▶ [TASK INPUT]:
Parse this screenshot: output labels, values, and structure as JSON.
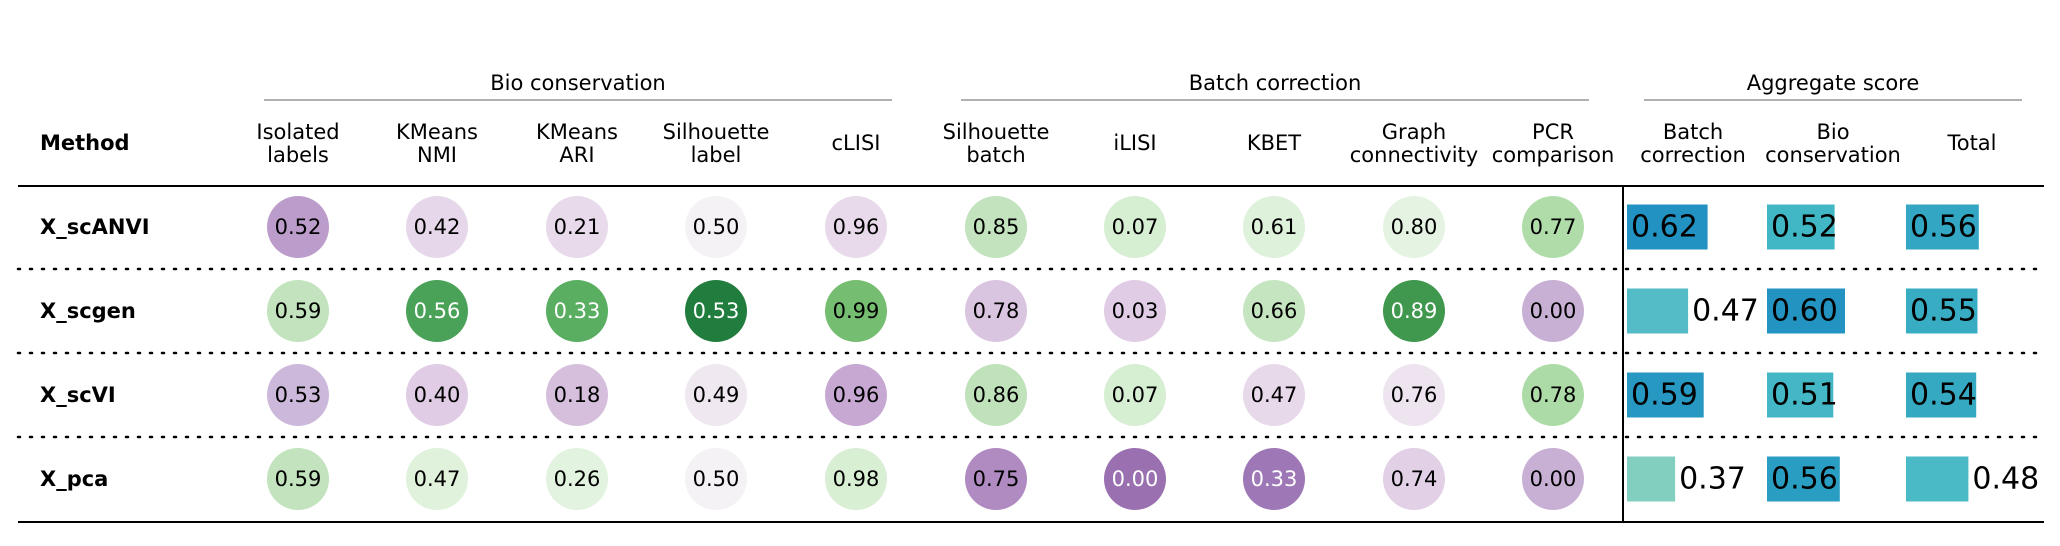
{
  "chart_data": {
    "type": "table",
    "method_header": "Method",
    "groups": [
      {
        "label": "Bio conservation",
        "columns": [
          0,
          1,
          2,
          3,
          4
        ]
      },
      {
        "label": "Batch correction",
        "columns": [
          5,
          6,
          7,
          8,
          9
        ]
      },
      {
        "label": "Aggregate score",
        "columns": [
          10,
          11,
          12
        ]
      }
    ],
    "columns": [
      {
        "label": [
          "Isolated",
          "labels"
        ],
        "kind": "circle"
      },
      {
        "label": [
          "KMeans",
          "NMI"
        ],
        "kind": "circle"
      },
      {
        "label": [
          "KMeans",
          "ARI"
        ],
        "kind": "circle"
      },
      {
        "label": [
          "Silhouette",
          "label"
        ],
        "kind": "circle"
      },
      {
        "label": [
          "cLISI"
        ],
        "kind": "circle"
      },
      {
        "label": [
          "Silhouette",
          "batch"
        ],
        "kind": "circle"
      },
      {
        "label": [
          "iLISI"
        ],
        "kind": "circle"
      },
      {
        "label": [
          "KBET"
        ],
        "kind": "circle"
      },
      {
        "label": [
          "Graph",
          "connectivity"
        ],
        "kind": "circle"
      },
      {
        "label": [
          "PCR",
          "comparison"
        ],
        "kind": "circle"
      },
      {
        "label": [
          "Batch",
          "correction"
        ],
        "kind": "bar"
      },
      {
        "label": [
          "Bio",
          "conservation"
        ],
        "kind": "bar"
      },
      {
        "label": [
          "Total"
        ],
        "kind": "bar"
      }
    ],
    "rows": [
      {
        "method": "X_scANVI",
        "values": [
          "0.52",
          "0.42",
          "0.21",
          "0.50",
          "0.96",
          "0.85",
          "0.07",
          "0.61",
          "0.80",
          "0.77",
          "0.62",
          "0.52",
          "0.56"
        ]
      },
      {
        "method": "X_scgen",
        "values": [
          "0.59",
          "0.56",
          "0.33",
          "0.53",
          "0.99",
          "0.78",
          "0.03",
          "0.66",
          "0.89",
          "0.00",
          "0.47",
          "0.60",
          "0.55"
        ]
      },
      {
        "method": "X_scVI",
        "values": [
          "0.53",
          "0.40",
          "0.18",
          "0.49",
          "0.96",
          "0.86",
          "0.07",
          "0.47",
          "0.76",
          "0.78",
          "0.59",
          "0.51",
          "0.54"
        ]
      },
      {
        "method": "X_pca",
        "values": [
          "0.59",
          "0.47",
          "0.26",
          "0.50",
          "0.98",
          "0.75",
          "0.00",
          "0.33",
          "0.74",
          "0.00",
          "0.37",
          "0.56",
          "0.48"
        ]
      }
    ],
    "circle_colors": [
      [
        "#bc9ccb",
        "#e6d8ea",
        "#e8daeb",
        "#f4f2f5",
        "#e8daeb",
        "#c2e3bd",
        "#d6eed2",
        "#def1da",
        "#e5f4e2",
        "#b0dcaa"
      ],
      [
        "#c2e3bd",
        "#4aa259",
        "#59ae61",
        "#217d3e",
        "#75bd70",
        "#dac5e1",
        "#e0cce5",
        "#c5e5c0",
        "#3f984d",
        "#c8b0d5"
      ],
      [
        "#ccb8da",
        "#e0cce5",
        "#d5bfdd",
        "#efe8f0",
        "#c6a8d3",
        "#c0e2bb",
        "#d6eed2",
        "#e7d8ea",
        "#ede4ef",
        "#addba7"
      ],
      [
        "#c2e3bd",
        "#e0f2dc",
        "#e2f3df",
        "#f4f2f5",
        "#d8efd4",
        "#af8bc1",
        "#9a70b0",
        "#9e78b6",
        "#e2d0e6",
        "#c8b0d5"
      ]
    ],
    "light_text": [
      [
        false,
        false,
        false,
        false,
        false,
        false,
        false,
        false,
        false,
        false
      ],
      [
        false,
        true,
        true,
        true,
        false,
        false,
        false,
        false,
        true,
        false
      ],
      [
        false,
        false,
        false,
        false,
        false,
        false,
        false,
        false,
        false,
        false
      ],
      [
        false,
        false,
        false,
        false,
        false,
        false,
        true,
        true,
        false,
        false
      ]
    ],
    "bar_colors": [
      [
        "#2192c1",
        "#41b6c4",
        "#32a6c2"
      ],
      [
        "#53bcc7",
        "#2394c1",
        "#38acc3"
      ],
      [
        "#2798c2",
        "#43b7c5",
        "#36a9c2"
      ],
      [
        "#82cfbf",
        "#2a9ec2",
        "#49bac6"
      ]
    ]
  }
}
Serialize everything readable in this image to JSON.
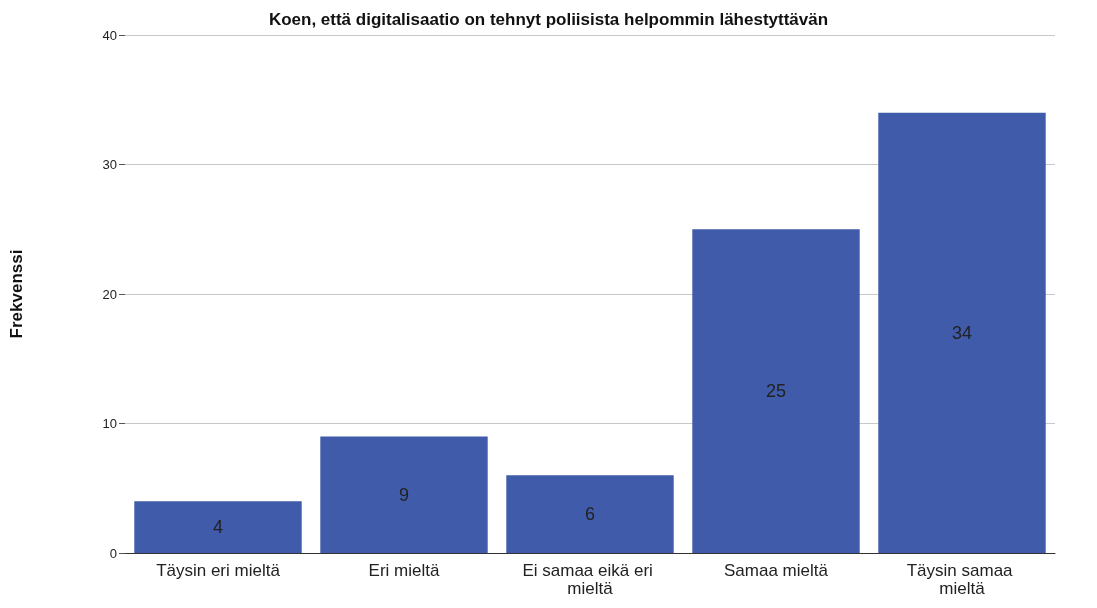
{
  "chart_data": {
    "type": "bar",
    "title": "Koen, että digitalisaatio on tehnyt poliisista helpommin lähestyttävän",
    "ylabel": "Frekvenssi",
    "categories": [
      "Täysin eri mieltä",
      "Eri mieltä",
      "Ei samaa eikä eri mieltä",
      "Samaa mieltä",
      "Täysin samaa mieltä"
    ],
    "values": [
      4,
      9,
      6,
      25,
      34
    ],
    "color": "#3f5ba9",
    "ylim": [
      0,
      40
    ],
    "yticks": [
      0,
      10,
      20,
      30,
      40
    ],
    "grid": "y",
    "data_labels": true
  }
}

▶ [WRITTEN REQUEST]: Reproduce precisely the lines of the listing above, from the line containing "Serialize everything readable" to the last line, both ends included. Pictures are to be omitted.

▶ [SOLUTION TO THIS PROBLEM]:
Serialize everything readable in this image to JSON.
{
  "chart_data": {
    "type": "bar",
    "title": "Koen, että digitalisaatio on tehnyt poliisista helpommin lähestyttävän",
    "ylabel": "Frekvenssi",
    "categories": [
      "Täysin eri mieltä",
      "Eri mieltä",
      "Ei samaa eikä eri mieltä",
      "Samaa mieltä",
      "Täysin samaa mieltä"
    ],
    "values": [
      4,
      9,
      6,
      25,
      34
    ],
    "color": "#3f5ba9",
    "ylim": [
      0,
      40
    ],
    "yticks": [
      0,
      10,
      20,
      30,
      40
    ],
    "grid": "y",
    "data_labels": true
  }
}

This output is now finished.